_Aim of the task_. Out of the lines below, please list those that hold the string "JSON".
───── Listed entries ─────
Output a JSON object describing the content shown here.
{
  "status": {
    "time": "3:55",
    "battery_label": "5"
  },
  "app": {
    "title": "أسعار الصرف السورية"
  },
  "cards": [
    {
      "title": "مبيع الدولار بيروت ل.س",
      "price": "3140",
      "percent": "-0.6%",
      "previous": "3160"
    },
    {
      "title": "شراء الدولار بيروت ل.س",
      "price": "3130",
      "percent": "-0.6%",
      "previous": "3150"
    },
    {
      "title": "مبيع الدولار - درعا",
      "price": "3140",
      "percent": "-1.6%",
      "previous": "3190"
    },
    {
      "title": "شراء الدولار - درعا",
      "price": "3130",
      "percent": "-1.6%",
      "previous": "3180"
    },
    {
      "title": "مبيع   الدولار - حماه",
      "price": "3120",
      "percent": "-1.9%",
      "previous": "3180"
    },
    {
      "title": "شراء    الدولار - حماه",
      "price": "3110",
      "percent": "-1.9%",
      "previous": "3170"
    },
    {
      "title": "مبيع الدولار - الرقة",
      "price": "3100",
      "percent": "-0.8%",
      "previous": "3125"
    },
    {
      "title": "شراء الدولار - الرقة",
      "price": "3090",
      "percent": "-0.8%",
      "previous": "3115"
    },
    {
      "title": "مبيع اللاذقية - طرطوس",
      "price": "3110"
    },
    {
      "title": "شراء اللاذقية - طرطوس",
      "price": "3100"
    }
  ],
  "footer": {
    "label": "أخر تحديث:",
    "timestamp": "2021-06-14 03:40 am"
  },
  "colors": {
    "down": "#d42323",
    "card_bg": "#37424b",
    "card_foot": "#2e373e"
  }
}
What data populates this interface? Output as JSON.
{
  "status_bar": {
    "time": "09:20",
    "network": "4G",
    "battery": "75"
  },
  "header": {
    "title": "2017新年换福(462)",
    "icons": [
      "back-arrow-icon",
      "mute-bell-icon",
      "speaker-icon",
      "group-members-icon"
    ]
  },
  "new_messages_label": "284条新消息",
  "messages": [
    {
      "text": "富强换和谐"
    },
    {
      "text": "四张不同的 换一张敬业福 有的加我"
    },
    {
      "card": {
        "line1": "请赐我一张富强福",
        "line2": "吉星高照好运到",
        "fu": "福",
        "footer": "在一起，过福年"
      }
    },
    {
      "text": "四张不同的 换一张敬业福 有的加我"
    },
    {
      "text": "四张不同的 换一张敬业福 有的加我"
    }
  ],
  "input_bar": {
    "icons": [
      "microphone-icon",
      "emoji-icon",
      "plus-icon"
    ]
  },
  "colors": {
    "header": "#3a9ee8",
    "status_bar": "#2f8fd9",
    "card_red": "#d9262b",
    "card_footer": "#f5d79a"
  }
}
─────
_Result of this exercise_.
Output a JSON object describing the content shown here.
What data populates this interface? Output as JSON.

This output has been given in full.